SELECTED TEXT:
I will probably be adding another one or two SHIMANO if my bonus looks sweet...
Tackle Warehouse is the sH!zN!TE !
*WORD!*
:evilsmile


----------



## dvigs16 (Jul 12, 2010)

Looks like im gonna go with the crucial..been looking at tons of reviews and alot of great opinions..gonna go to the local shop in town but if i cant find it there tacklewarehouse will be the place. Thanks alot to all!! Really appreciate the advice and opinions on everything.
_Posted via Mobile Device_


----------



## Matt V (Dec 8, 2004)

It looks like the Shimano's get a lot of good review's! I will throw my vote out for an E21 Carrot Stix, I have a wild, a professional, and just purchased a Gold series at the sportshow last week. I absolutely love these rod's! I am slowly replacing all of my rod's with Carrot Stix. It seems like they all have some type of a lifetime warranty now...


----------



## -Axiom- (Jul 24, 2010)

Any length of rod from medium light to medium heavy is ideal for a 2500 size Shimano reel.

I usually find the right rod and slap the appropriate size reel on it, not the other way around.

REQUIRED WORK:
1. Update the rod and reel thread between "## -Axiom- (Jul" and "other way around.", inclusive, swapping "2500" for "3000".
2. Carry the rod and reel forum thread forward from its final line.

[Box annotation data]

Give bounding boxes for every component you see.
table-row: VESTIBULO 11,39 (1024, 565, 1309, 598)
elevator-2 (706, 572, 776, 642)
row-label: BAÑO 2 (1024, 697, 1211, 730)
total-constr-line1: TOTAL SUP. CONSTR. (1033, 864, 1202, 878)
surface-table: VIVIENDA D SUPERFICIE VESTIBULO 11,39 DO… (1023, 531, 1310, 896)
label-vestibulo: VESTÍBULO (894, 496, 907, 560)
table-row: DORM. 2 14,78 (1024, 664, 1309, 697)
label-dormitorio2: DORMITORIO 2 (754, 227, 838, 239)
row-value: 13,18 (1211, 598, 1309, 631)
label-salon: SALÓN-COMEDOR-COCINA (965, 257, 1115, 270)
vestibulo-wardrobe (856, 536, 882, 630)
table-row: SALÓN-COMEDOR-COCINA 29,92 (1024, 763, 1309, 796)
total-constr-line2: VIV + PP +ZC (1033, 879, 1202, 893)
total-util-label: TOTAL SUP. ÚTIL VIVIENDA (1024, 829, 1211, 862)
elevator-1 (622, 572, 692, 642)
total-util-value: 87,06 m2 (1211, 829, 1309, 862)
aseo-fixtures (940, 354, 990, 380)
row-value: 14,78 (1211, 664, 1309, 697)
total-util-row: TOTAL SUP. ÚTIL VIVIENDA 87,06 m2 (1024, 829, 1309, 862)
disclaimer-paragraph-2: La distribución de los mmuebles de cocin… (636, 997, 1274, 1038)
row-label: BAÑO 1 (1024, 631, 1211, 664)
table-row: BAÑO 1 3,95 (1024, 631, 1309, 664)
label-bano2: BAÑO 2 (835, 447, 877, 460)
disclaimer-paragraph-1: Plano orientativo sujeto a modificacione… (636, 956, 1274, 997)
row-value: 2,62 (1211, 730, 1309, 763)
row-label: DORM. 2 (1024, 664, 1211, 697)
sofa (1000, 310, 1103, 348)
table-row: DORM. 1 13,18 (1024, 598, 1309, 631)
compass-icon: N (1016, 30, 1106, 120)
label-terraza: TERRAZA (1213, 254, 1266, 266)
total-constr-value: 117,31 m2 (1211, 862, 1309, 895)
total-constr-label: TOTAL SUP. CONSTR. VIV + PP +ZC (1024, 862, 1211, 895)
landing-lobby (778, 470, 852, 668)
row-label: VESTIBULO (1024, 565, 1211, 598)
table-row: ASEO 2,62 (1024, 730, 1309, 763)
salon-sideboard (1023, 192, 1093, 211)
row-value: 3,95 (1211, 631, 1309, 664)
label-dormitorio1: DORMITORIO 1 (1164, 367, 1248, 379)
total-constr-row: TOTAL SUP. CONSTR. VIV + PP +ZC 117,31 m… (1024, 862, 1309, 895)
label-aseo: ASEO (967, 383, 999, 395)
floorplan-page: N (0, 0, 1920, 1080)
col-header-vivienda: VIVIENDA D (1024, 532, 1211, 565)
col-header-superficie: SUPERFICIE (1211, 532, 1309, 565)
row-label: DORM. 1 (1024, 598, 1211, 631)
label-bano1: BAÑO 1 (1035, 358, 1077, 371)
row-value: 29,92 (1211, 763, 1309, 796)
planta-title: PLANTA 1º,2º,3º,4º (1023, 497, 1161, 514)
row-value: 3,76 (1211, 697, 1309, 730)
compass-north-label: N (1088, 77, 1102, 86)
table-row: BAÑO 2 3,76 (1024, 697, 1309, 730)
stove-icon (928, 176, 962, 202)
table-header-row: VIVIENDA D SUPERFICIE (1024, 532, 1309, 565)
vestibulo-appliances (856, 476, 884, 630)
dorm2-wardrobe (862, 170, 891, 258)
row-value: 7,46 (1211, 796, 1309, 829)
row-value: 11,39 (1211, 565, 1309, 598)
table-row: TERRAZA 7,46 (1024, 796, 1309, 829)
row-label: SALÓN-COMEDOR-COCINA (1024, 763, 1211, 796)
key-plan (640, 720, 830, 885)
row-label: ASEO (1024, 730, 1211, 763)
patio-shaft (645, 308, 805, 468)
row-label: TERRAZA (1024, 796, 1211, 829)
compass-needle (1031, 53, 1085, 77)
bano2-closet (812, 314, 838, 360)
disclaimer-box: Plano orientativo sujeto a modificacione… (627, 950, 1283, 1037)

EXERCISE RESULTS:
1.
## -Axiom- (Jul 24, 2010)

Any length of rod from medium light to medium heavy is ideal for a 3000 size Shimano reel.

I usually find the right rod and slap the appropriate size reel on it, not the other way around.

2.
----------



## FishKilla419 (Feb 22, 2008)

waterfoul said:


> At this point I'm not a big G Loomis fan. I just don't think they are the same since they were bought out. Gary Loomis didn't think so either, which is one reason he is building rods again under another name, Temple Fork Outfitters.


 FYI
G Loomis is owned by shimano. They are not the same. They have introd like 100 new rods or more since that happened,and have developed multiple new grades of rod. They have also have kept the alot of the old classics that haven't changed in 10 years(imx,glx jiggin and bass rods,glx fly rods). I broke an old gl3 flyrod last sept on the betsie. They promptly sent me a brand new pro x4 with a $350 sticker on it. At the time that rod wasn't even on their website yet. You'll have a hard time finding anything lighter and more sensitive than a imx,glx,croix legend elite, my fenwick elite tech is right there but not quite.That reel is a tank so a superlight rod probably wont balance that great.
This combo weighs 4oz less than just your reel. And the rod is 7'6".:yikes:








Personally I would never buy a rod sight unseen. Take your reel to some different retailers and strap it on some different stiks. You'll find it balances much nicer on some rods than others. That makes a big difference when fishing all day.
Good Luck Fish ON!!!


----------



## eyeshavit (Oct 15, 2008)

dvigs16 said:


> Looks like im gonna go with the crucial..been looking at tons of reviews and alot of great opinions..gonna go to the local shop in town but if i cant find it there tacklewarehouse will be the place. Thanks alot to all!! Really appreciate the advice and opinions on everything.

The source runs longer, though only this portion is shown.